-- START OF Source records --

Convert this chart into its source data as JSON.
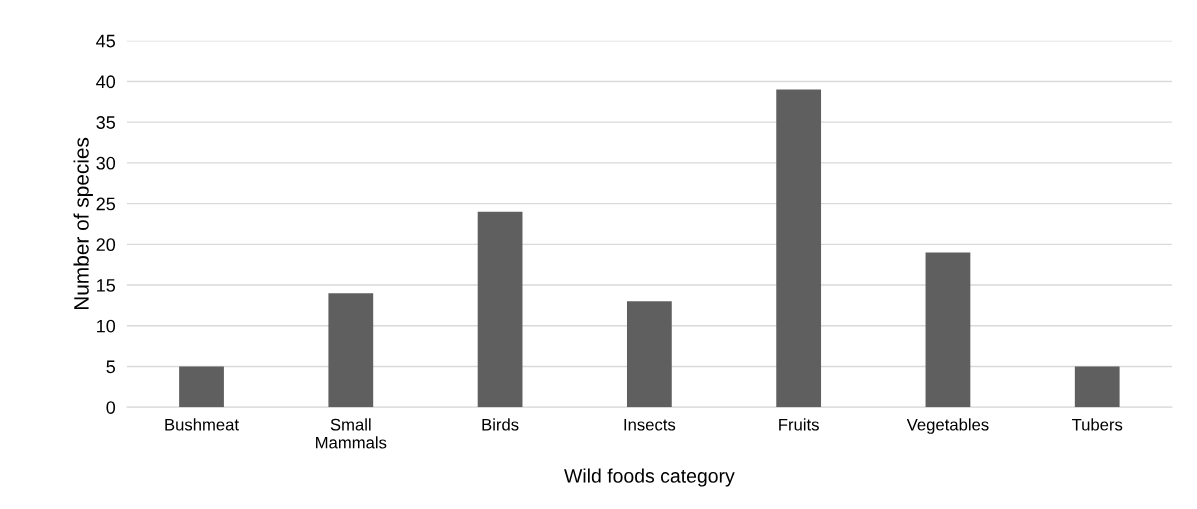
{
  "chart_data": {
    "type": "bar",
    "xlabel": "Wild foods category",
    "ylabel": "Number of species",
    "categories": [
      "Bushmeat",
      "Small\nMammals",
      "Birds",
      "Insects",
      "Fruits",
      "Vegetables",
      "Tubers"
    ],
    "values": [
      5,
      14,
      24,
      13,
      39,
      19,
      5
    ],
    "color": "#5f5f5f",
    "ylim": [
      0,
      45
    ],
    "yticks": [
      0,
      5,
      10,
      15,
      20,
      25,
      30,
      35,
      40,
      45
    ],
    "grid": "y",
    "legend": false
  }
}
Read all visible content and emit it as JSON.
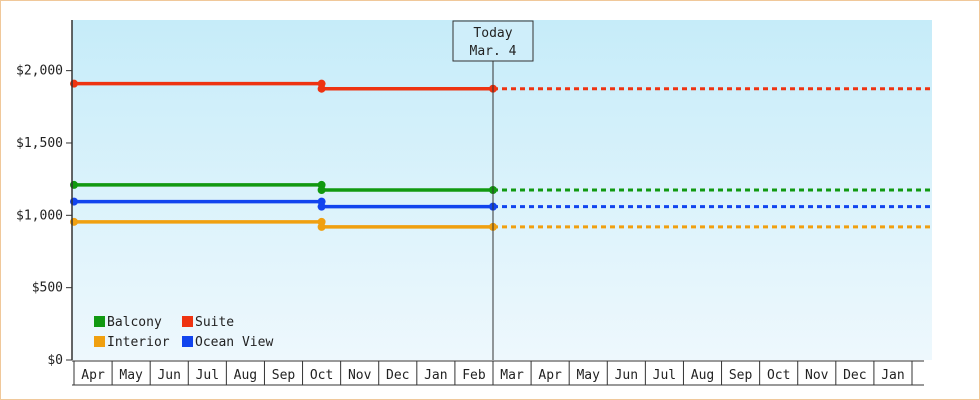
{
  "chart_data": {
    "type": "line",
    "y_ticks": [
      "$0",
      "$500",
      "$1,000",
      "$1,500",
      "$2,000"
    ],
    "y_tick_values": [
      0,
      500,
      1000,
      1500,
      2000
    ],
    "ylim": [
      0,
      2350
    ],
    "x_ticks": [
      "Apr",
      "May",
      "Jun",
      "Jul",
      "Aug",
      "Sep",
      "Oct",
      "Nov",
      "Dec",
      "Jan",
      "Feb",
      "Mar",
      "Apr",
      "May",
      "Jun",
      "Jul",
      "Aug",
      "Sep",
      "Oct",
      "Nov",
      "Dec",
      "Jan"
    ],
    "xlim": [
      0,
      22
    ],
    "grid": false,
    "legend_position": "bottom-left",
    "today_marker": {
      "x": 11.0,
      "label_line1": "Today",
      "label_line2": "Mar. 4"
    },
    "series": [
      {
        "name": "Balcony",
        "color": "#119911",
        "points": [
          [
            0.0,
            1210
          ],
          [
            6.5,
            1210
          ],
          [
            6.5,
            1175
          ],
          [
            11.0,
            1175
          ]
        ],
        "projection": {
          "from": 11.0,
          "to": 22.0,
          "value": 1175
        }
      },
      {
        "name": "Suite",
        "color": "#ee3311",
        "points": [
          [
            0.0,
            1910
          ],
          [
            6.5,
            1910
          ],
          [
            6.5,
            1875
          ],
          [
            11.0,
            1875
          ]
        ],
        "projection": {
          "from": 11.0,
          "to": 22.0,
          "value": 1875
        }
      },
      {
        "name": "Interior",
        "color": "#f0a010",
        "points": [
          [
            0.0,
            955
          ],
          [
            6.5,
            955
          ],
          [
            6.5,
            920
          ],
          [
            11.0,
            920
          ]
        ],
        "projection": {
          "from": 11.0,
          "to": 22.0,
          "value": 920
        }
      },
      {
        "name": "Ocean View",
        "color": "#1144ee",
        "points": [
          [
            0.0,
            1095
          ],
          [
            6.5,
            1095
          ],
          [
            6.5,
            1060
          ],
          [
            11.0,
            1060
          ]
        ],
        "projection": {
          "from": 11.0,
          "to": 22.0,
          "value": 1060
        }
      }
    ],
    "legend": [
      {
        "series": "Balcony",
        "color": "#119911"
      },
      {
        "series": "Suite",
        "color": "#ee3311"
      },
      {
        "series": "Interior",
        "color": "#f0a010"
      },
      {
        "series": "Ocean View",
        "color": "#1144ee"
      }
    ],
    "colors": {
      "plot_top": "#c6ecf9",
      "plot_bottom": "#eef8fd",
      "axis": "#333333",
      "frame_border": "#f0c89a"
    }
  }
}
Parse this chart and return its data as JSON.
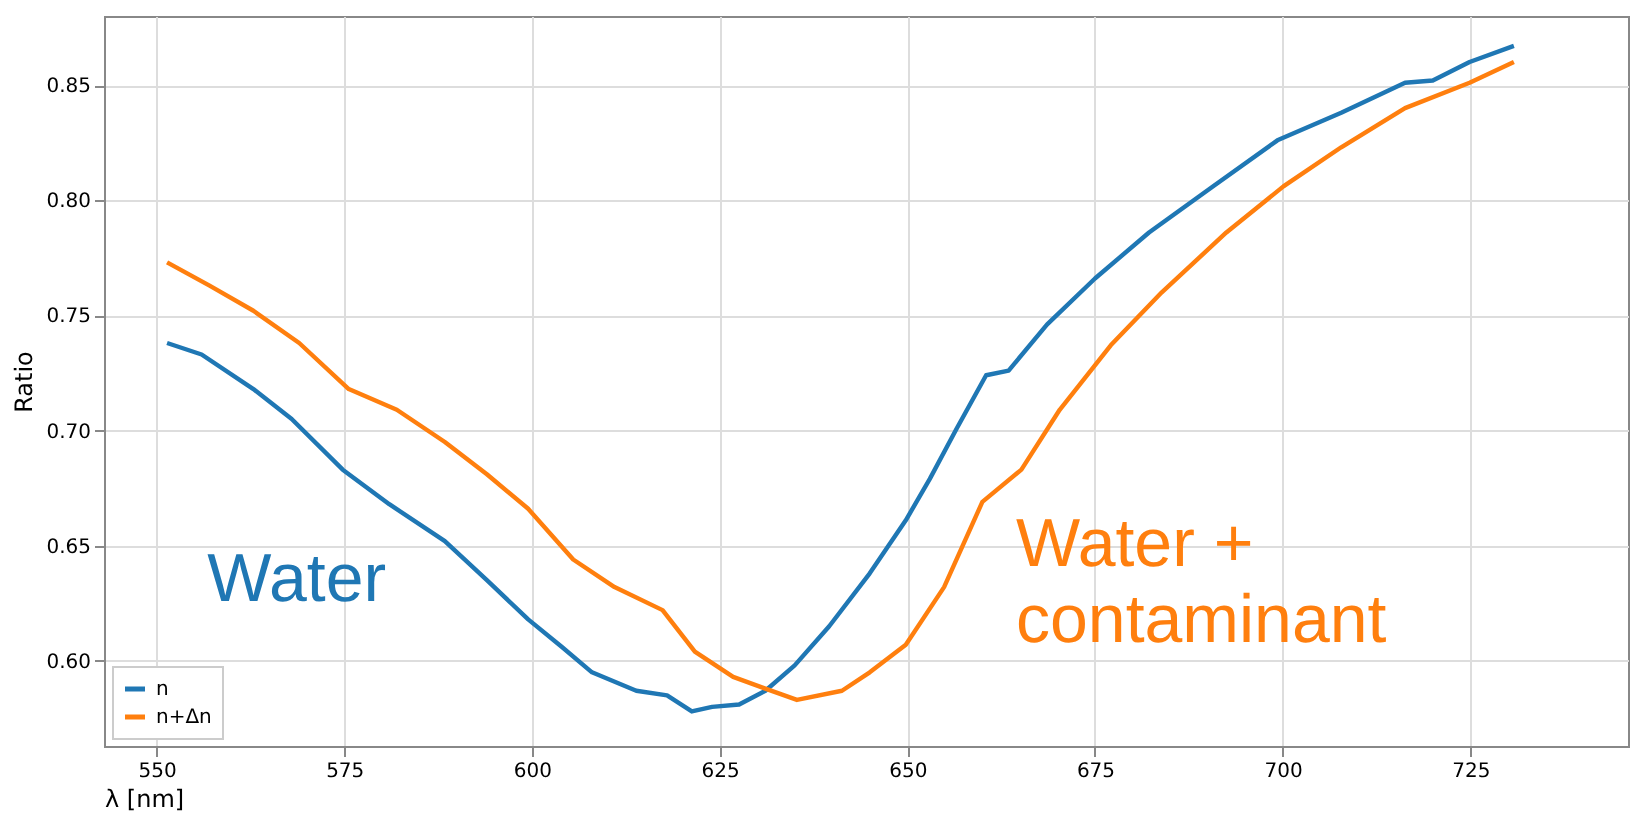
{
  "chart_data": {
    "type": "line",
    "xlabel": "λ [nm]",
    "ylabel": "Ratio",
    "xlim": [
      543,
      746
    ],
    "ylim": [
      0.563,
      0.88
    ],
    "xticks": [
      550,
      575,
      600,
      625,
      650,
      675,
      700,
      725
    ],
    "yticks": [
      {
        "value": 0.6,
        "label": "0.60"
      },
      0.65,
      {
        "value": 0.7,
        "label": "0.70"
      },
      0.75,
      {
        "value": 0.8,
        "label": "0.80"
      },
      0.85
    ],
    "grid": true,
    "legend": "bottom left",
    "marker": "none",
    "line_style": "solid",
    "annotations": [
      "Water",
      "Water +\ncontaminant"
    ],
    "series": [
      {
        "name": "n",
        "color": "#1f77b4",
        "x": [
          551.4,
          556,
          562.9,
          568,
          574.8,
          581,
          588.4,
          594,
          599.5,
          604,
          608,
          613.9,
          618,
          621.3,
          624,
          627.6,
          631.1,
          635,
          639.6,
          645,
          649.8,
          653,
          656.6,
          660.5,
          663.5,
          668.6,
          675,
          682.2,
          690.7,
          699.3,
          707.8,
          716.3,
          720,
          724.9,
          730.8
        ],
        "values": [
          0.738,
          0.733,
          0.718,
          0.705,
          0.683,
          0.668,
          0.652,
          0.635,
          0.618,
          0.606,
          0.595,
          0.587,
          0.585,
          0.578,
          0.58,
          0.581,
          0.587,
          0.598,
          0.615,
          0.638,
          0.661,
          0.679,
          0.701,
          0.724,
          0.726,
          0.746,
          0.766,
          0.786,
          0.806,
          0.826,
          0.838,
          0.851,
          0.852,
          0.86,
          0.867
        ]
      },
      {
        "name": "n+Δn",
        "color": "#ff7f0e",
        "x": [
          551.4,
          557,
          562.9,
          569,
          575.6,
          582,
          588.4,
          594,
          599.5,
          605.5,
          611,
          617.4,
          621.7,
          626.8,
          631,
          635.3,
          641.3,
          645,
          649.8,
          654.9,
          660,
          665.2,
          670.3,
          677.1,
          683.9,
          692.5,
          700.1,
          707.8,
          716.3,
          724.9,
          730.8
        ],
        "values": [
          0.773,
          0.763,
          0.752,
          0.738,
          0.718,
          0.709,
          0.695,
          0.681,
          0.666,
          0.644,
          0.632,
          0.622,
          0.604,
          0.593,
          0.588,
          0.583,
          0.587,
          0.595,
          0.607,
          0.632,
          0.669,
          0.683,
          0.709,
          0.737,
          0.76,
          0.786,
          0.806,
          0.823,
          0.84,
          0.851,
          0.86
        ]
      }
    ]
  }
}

-- END OF Source records --

■ **What the task requires**: Without the pictures, restate all the entries above exactly.

■ **Reply**:
Convert this chart into its source data as JSON.
{
  "chart_data": {
    "type": "bar",
    "xlabel": "Wild foods category",
    "ylabel": "Number of species",
    "categories": [
      "Bushmeat",
      "Small\nMammals",
      "Birds",
      "Insects",
      "Fruits",
      "Vegetables",
      "Tubers"
    ],
    "values": [
      5,
      14,
      24,
      13,
      39,
      19,
      5
    ],
    "color": "#5f5f5f",
    "ylim": [
      0,
      45
    ],
    "yticks": [
      0,
      5,
      10,
      15,
      20,
      25,
      30,
      35,
      40,
      45
    ],
    "grid": "y",
    "legend": false
  }
}
Read all visible content and emit it as JSON.
{
  "chart_data": {
    "type": "line",
    "y_ticks": [
      "$0",
      "$500",
      "$1,000",
      "$1,500",
      "$2,000"
    ],
    "y_tick_values": [
      0,
      500,
      1000,
      1500,
      2000
    ],
    "ylim": [
      0,
      2350
    ],
    "x_ticks": [
      "Apr",
      "May",
      "Jun",
      "Jul",
      "Aug",
      "Sep",
      "Oct",
      "Nov",
      "Dec",
      "Jan",
      "Feb",
      "Mar",
      "Apr",
      "May",
      "Jun",
      "Jul",
      "Aug",
      "Sep",
      "Oct",
      "Nov",
      "Dec",
      "Jan"
    ],
    "xlim": [
      0,
      22
    ],
    "grid": false,
    "legend_position": "bottom-left",
    "today_marker": {
      "x": 11.0,
      "label_line1": "Today",
      "label_line2": "Mar. 4"
    },
    "series": [
      {
        "name": "Balcony",
        "color": "#119911",
        "points": [
          [
            0.0,
            1210
          ],
          [
            6.5,
            1210
          ],
          [
            6.5,
            1175
          ],
          [
            11.0,
            1175
          ]
        ],
        "projection": {
          "from": 11.0,
          "to": 22.0,
          "value": 1175
        }
      },
      {
        "name": "Suite",
        "color": "#ee3311",
        "points": [
          [
            0.0,
            1910
          ],
          [
            6.5,
            1910
          ],
          [
            6.5,
            1875
          ],
          [
            11.0,
            1875
          ]
        ],
        "projection": {
          "from": 11.0,
          "to": 22.0,
          "value": 1875
        }
      },
      {
        "name": "Interior",
        "color": "#f0a010",
        "points": [
          [
            0.0,
            955
          ],
          [
            6.5,
            955
          ],
          [
            6.5,
            920
          ],
          [
            11.0,
            920
          ]
        ],
        "projection": {
          "from": 11.0,
          "to": 22.0,
          "value": 920
        }
      },
      {
        "name": "Ocean View",
        "color": "#1144ee",
        "points": [
          [
            0.0,
            1095
          ],
          [
            6.5,
            1095
          ],
          [
            6.5,
            1060
          ],
          [
            11.0,
            1060
          ]
        ],
        "projection": {
          "from": 11.0,
          "to": 22.0,
          "value": 1060
        }
      }
    ],
    "legend": [
      {
        "series": "Balcony",
        "color": "#119911"
      },
      {
        "series": "Suite",
        "color": "#ee3311"
      },
      {
        "series": "Interior",
        "color": "#f0a010"
      },
      {
        "series": "Ocean View",
        "color": "#1144ee"
      }
    ],
    "colors": {
      "plot_top": "#c6ecf9",
      "plot_bottom": "#eef8fd",
      "axis": "#333333",
      "frame_border": "#f0c89a"
    }
  }
}
Parse this chart and return its data as JSON.
{
  "chart_data": {
    "type": "line",
    "xlabel": "λ [nm]",
    "ylabel": "Ratio",
    "xlim": [
      543,
      746
    ],
    "ylim": [
      0.563,
      0.88
    ],
    "xticks": [
      550,
      575,
      600,
      625,
      650,
      675,
      700,
      725
    ],
    "yticks": [
      {
        "value": 0.6,
        "label": "0.60"
      },
      0.65,
      {
        "value": 0.7,
        "label": "0.70"
      },
      0.75,
      {
        "value": 0.8,
        "label": "0.80"
      },
      0.85
    ],
    "grid": true,
    "legend": "bottom left",
    "marker": "none",
    "line_style": "solid",
    "annotations": [
      "Water",
      "Water +\ncontaminant"
    ],
    "series": [
      {
        "name": "n",
        "color": "#1f77b4",
        "x": [
          551.4,
          556,
          562.9,
          568,
          574.8,
          581,
          588.4,
          594,
          599.5,
          604,
          608,
          613.9,
          618,
          621.3,
          624,
          627.6,
          631.1,
          635,
          639.6,
          645,
          649.8,
          653,
          656.6,
          660.5,
          663.5,
          668.6,
          675,
          682.2,
          690.7,
          699.3,
          707.8,
          716.3,
          720,
          724.9,
          730.8
        ],
        "values": [
          0.738,
          0.733,
          0.718,
          0.705,
          0.683,
          0.668,
          0.652,
          0.635,
          0.618,
          0.606,
          0.595,
          0.587,
          0.585,
          0.578,
          0.58,
          0.581,
          0.587,
          0.598,
          0.615,
          0.638,
          0.661,
          0.679,
          0.701,
          0.724,
          0.726,
          0.746,
          0.766,
          0.786,
          0.806,
          0.826,
          0.838,
          0.851,
          0.852,
          0.86,
          0.867
        ]
      },
      {
        "name": "n+Δn",
        "color": "#ff7f0e",
        "x": [
          551.4,
          557,
          562.9,
          569,
          575.6,
          582,
          588.4,
          594,
          599.5,
          605.5,
          611,
          617.4,
          621.7,
          626.8,
          631,
          635.3,
          641.3,
          645,
          649.8,
          654.9,
          660,
          665.2,
          670.3,
          677.1,
          683.9,
          692.5,
          700.1,
          707.8,
          716.3,
          724.9,
          730.8
        ],
        "values": [
          0.773,
          0.763,
          0.752,
          0.738,
          0.718,
          0.709,
          0.695,
          0.681,
          0.666,
          0.644,
          0.632,
          0.622,
          0.604,
          0.593,
          0.588,
          0.583,
          0.587,
          0.595,
          0.607,
          0.632,
          0.669,
          0.683,
          0.709,
          0.737,
          0.76,
          0.786,
          0.806,
          0.823,
          0.84,
          0.851,
          0.86
        ]
      }
    ]
  }
}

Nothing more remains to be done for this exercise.